ABOUT THIS EXERCISE –
Pick every line with "JSON" from the material below.

--------------------------------------------------

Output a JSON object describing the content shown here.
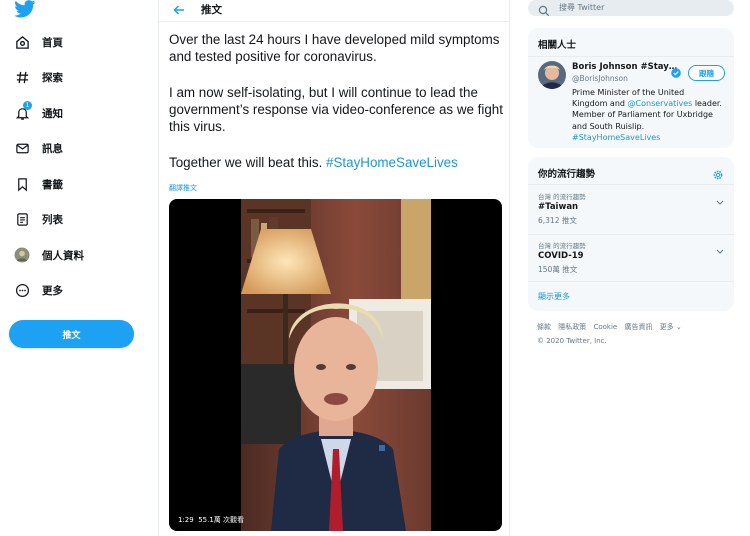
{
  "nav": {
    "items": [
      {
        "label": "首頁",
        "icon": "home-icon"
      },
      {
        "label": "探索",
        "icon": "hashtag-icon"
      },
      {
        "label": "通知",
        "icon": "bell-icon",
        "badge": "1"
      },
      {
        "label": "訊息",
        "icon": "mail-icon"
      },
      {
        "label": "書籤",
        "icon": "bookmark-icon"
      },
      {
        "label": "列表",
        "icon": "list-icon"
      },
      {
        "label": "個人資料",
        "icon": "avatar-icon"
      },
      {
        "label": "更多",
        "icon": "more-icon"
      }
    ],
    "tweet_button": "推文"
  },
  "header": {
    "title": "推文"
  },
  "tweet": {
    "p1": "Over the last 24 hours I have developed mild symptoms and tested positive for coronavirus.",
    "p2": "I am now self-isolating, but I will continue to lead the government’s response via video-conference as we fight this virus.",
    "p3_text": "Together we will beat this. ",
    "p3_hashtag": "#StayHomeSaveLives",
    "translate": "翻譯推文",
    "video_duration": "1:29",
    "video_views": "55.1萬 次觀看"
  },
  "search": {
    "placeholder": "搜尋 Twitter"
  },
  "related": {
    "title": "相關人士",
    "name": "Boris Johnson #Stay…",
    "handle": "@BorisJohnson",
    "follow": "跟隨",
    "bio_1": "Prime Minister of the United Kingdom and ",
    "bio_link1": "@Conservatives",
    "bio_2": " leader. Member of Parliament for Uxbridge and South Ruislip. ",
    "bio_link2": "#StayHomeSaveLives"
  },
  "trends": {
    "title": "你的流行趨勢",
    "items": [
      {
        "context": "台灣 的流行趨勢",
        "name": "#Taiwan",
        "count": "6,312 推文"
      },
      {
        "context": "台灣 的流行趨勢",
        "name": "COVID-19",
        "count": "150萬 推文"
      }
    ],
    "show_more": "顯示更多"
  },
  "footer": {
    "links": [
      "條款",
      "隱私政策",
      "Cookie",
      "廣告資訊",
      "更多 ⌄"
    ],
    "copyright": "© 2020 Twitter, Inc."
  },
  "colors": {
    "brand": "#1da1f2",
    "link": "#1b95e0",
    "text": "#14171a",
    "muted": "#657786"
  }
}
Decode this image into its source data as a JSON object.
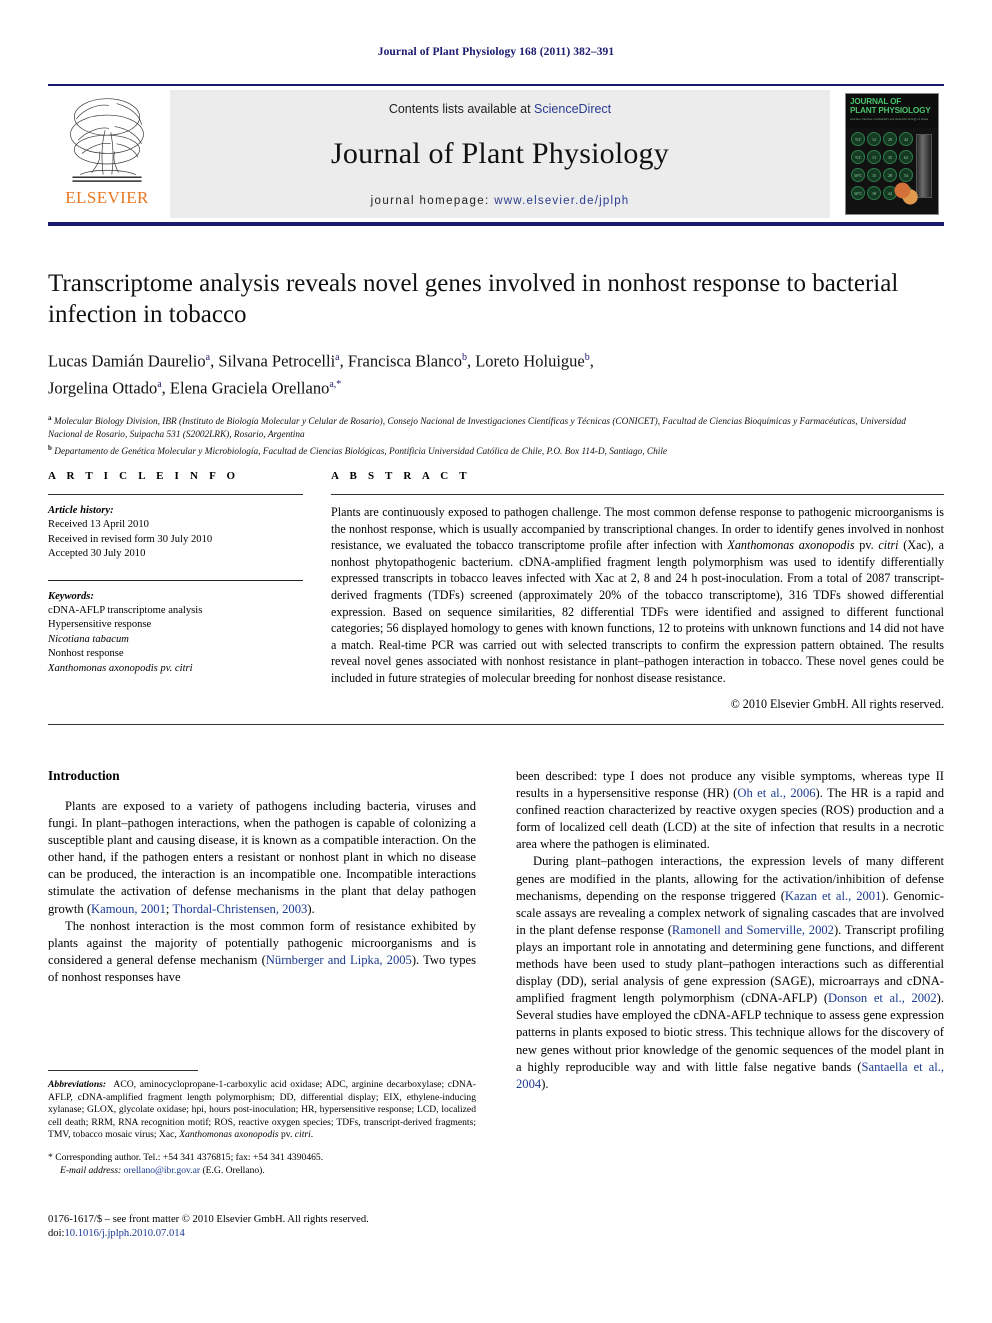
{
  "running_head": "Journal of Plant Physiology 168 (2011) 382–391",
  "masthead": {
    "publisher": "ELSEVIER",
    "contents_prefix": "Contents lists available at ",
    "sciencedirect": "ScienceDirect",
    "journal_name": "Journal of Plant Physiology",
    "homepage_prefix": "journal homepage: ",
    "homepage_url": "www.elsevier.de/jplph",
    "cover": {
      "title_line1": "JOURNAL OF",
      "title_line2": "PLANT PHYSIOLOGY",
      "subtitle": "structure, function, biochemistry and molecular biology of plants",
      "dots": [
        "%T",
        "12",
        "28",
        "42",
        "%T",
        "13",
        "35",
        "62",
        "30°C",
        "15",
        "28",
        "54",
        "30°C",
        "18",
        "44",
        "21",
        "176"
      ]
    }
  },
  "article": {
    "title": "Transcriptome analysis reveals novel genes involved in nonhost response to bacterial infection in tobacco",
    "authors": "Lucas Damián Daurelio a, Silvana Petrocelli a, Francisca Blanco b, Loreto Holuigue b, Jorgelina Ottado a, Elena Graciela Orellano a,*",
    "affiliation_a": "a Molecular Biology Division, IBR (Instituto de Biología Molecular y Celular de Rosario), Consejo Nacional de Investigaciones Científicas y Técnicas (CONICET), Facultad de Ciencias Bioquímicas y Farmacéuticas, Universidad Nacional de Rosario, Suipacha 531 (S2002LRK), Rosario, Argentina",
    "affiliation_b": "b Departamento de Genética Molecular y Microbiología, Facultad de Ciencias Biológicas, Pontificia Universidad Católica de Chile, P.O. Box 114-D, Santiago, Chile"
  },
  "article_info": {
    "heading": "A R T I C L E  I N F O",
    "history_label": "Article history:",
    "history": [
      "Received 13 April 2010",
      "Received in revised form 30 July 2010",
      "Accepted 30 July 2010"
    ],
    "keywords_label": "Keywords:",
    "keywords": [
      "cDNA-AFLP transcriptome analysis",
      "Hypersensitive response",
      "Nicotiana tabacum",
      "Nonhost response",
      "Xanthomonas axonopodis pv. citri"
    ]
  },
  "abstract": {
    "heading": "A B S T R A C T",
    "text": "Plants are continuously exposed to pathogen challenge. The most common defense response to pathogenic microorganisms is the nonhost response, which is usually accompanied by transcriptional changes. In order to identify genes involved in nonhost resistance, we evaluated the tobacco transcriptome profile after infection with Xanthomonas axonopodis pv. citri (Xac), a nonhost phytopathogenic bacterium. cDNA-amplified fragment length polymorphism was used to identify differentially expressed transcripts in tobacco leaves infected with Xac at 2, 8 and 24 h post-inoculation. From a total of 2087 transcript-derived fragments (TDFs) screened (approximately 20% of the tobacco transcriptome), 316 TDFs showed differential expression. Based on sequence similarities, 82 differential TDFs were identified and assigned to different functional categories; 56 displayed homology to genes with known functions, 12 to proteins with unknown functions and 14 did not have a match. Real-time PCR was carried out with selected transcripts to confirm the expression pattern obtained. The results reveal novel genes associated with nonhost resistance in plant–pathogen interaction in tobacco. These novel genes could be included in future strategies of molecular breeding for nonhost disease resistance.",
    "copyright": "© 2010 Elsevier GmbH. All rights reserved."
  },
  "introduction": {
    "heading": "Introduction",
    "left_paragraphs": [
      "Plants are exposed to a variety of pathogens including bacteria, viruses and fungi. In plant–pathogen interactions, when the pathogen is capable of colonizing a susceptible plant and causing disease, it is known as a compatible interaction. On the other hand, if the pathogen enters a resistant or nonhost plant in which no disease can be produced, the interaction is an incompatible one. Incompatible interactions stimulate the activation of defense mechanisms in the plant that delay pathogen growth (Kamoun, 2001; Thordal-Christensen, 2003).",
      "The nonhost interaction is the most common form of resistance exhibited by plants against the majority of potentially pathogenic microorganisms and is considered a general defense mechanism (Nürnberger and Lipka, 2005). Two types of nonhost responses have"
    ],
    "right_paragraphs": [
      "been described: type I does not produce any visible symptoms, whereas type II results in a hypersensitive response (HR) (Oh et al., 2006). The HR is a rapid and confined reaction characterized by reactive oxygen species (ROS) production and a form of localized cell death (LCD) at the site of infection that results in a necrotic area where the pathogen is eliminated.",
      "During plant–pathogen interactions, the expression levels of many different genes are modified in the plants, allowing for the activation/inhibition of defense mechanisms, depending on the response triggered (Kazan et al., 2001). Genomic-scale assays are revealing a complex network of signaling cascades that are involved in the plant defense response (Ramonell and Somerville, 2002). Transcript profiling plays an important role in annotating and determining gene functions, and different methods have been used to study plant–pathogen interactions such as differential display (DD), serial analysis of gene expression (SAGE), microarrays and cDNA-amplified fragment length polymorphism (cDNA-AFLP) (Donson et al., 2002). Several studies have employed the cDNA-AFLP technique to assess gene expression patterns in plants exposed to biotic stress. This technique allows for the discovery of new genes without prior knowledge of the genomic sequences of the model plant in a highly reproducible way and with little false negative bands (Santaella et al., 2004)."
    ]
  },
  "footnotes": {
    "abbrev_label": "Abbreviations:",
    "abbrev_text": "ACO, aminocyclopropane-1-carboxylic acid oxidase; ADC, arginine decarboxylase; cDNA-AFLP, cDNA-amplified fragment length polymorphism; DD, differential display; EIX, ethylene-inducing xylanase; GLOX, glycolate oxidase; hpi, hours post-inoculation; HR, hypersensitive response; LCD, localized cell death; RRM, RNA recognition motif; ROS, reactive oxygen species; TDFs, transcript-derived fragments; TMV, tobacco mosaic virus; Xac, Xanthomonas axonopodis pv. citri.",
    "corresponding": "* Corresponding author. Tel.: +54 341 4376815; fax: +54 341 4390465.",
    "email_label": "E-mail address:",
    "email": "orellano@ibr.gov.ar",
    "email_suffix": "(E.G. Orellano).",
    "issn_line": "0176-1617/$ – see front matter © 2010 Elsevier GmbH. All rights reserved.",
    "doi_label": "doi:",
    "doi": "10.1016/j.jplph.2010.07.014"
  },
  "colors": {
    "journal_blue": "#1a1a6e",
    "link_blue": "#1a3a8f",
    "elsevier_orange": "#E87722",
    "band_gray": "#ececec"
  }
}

--------------------------------------------------

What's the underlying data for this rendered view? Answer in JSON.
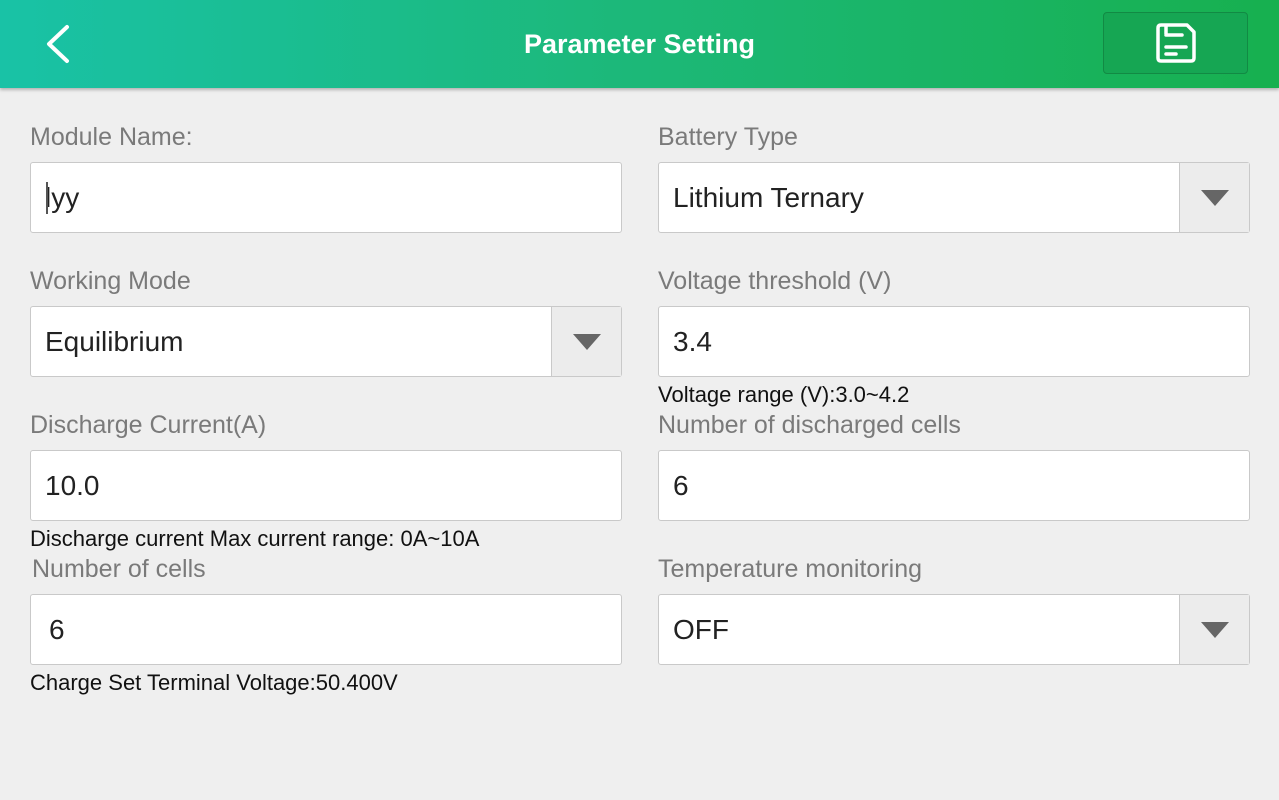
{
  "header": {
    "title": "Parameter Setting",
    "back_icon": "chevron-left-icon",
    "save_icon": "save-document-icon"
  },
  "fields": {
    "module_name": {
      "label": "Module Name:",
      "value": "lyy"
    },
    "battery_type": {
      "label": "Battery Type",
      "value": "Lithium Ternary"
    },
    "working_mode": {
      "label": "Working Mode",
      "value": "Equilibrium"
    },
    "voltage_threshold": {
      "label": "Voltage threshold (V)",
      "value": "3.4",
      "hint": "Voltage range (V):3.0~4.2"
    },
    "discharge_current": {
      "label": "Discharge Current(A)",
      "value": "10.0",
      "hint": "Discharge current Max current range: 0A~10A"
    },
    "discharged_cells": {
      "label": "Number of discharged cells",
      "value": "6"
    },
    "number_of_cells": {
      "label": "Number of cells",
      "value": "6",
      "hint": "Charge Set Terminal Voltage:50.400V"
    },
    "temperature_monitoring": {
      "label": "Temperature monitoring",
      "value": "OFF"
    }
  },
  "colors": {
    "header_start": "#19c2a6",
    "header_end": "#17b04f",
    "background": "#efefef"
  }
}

--------------------------------------------------

OUTPUT BELOW –
Output a JSON object describing the content shown here.
Decode this image into its source data as a JSON object.
What's the underlying data for this rendered view? Answer in JSON.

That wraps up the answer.